-- begin Data for this exercise --

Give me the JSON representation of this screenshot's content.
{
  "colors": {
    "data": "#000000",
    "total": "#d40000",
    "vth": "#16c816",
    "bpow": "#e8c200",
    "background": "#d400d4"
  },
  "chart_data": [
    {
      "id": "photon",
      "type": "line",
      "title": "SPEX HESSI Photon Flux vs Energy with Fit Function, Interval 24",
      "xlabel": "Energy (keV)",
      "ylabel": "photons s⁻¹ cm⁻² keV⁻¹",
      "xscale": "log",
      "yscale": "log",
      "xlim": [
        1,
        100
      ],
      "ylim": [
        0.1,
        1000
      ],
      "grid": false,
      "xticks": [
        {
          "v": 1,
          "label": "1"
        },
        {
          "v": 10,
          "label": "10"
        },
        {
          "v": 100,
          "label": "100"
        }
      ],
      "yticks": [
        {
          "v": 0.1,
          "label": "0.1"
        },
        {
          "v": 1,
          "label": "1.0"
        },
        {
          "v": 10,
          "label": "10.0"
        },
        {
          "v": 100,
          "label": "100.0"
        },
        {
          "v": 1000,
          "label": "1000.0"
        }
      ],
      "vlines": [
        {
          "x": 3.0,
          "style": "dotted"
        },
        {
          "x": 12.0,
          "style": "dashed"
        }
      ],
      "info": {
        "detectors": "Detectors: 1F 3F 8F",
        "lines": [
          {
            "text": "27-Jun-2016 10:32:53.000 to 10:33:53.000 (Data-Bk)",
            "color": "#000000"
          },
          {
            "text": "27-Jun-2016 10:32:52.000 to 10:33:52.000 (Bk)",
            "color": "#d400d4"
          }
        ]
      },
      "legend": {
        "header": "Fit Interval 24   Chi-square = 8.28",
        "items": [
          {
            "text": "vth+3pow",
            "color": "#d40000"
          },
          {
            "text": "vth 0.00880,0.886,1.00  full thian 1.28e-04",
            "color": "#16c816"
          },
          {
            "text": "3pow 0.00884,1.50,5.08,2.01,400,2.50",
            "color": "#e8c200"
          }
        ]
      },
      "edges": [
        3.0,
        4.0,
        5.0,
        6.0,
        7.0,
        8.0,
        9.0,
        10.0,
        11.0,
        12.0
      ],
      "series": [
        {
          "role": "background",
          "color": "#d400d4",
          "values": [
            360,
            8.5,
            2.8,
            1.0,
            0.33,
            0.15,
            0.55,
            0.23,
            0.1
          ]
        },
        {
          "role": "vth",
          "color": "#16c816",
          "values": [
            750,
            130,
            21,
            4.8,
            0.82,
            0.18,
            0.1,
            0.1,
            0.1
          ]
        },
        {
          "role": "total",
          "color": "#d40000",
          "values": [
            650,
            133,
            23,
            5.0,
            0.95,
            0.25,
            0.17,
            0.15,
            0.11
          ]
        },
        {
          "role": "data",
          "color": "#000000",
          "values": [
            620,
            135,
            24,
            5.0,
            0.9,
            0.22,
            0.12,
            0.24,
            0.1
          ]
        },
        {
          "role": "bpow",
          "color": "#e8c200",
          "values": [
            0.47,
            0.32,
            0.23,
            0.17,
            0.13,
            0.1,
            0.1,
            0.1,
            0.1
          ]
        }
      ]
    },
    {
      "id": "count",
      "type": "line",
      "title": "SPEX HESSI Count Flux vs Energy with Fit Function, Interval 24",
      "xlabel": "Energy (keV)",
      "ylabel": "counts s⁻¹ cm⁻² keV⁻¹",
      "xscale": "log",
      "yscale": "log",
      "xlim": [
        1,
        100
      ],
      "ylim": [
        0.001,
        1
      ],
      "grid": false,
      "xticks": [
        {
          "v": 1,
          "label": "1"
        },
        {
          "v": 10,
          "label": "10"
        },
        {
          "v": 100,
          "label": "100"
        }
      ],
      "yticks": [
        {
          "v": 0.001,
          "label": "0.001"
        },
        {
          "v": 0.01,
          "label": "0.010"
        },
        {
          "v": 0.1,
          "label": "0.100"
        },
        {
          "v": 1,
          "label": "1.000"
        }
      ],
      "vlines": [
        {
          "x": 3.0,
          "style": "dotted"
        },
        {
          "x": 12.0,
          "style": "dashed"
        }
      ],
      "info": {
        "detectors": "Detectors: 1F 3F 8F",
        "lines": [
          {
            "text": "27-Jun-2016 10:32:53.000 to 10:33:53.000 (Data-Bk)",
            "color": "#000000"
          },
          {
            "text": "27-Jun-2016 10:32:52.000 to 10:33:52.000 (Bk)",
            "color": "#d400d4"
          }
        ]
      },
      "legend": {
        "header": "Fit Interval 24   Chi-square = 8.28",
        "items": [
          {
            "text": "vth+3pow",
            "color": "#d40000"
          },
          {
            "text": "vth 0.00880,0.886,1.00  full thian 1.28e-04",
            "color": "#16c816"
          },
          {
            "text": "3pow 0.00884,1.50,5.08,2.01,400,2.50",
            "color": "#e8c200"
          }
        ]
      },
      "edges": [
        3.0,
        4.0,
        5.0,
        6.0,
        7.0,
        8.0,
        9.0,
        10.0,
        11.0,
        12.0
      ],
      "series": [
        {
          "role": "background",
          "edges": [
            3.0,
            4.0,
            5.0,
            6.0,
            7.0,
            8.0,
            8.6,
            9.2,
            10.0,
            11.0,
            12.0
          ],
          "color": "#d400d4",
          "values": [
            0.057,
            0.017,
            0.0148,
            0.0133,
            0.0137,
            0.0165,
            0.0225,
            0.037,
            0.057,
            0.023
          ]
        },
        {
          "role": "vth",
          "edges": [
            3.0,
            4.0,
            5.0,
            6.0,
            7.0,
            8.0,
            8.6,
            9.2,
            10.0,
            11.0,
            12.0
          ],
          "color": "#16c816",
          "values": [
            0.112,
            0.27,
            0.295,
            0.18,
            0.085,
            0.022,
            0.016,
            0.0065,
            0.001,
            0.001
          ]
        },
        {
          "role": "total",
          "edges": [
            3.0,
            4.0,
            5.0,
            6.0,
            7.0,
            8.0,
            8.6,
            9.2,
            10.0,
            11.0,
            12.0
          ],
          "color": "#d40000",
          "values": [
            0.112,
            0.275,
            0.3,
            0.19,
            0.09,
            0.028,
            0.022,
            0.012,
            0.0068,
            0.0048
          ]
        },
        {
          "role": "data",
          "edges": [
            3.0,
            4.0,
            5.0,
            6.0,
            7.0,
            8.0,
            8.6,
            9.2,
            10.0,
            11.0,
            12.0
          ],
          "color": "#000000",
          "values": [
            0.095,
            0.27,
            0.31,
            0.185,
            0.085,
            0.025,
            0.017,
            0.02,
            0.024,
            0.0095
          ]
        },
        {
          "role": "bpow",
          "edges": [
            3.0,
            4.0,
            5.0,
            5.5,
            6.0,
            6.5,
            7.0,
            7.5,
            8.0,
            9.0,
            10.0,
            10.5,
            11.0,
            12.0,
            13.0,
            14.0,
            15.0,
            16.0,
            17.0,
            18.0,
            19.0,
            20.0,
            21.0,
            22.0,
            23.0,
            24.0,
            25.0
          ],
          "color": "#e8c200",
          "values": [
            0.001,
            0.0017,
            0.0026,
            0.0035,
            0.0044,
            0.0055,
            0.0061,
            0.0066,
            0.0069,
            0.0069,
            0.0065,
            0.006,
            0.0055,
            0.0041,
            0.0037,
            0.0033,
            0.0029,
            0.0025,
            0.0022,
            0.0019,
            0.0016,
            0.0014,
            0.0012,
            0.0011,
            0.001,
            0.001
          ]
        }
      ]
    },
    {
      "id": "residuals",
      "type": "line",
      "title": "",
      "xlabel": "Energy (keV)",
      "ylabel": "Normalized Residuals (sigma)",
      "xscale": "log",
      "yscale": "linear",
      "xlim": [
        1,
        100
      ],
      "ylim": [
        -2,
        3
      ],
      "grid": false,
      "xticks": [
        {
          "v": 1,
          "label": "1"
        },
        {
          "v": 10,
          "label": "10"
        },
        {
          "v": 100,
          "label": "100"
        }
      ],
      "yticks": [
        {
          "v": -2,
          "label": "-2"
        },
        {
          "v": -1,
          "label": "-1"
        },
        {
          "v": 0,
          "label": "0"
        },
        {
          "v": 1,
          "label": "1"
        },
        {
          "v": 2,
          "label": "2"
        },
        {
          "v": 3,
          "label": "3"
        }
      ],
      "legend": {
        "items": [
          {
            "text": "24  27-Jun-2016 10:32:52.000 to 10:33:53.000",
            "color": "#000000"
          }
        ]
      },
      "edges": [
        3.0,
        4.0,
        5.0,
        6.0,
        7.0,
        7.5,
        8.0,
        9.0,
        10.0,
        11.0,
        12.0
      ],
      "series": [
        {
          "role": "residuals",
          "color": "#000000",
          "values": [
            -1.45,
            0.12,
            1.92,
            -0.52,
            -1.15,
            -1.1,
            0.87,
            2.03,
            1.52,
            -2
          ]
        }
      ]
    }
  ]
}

-- end Data for this exercise --

**Problem details**
Track down all lines above with the string "Flux" and copy them.

**Task result**
      "title": "SPEX HESSI Photon Flux vs Energy with Fit Function, Interval 24",
      "title": "SPEX HESSI Count Flux vs Energy with Fit Function, Interval 24",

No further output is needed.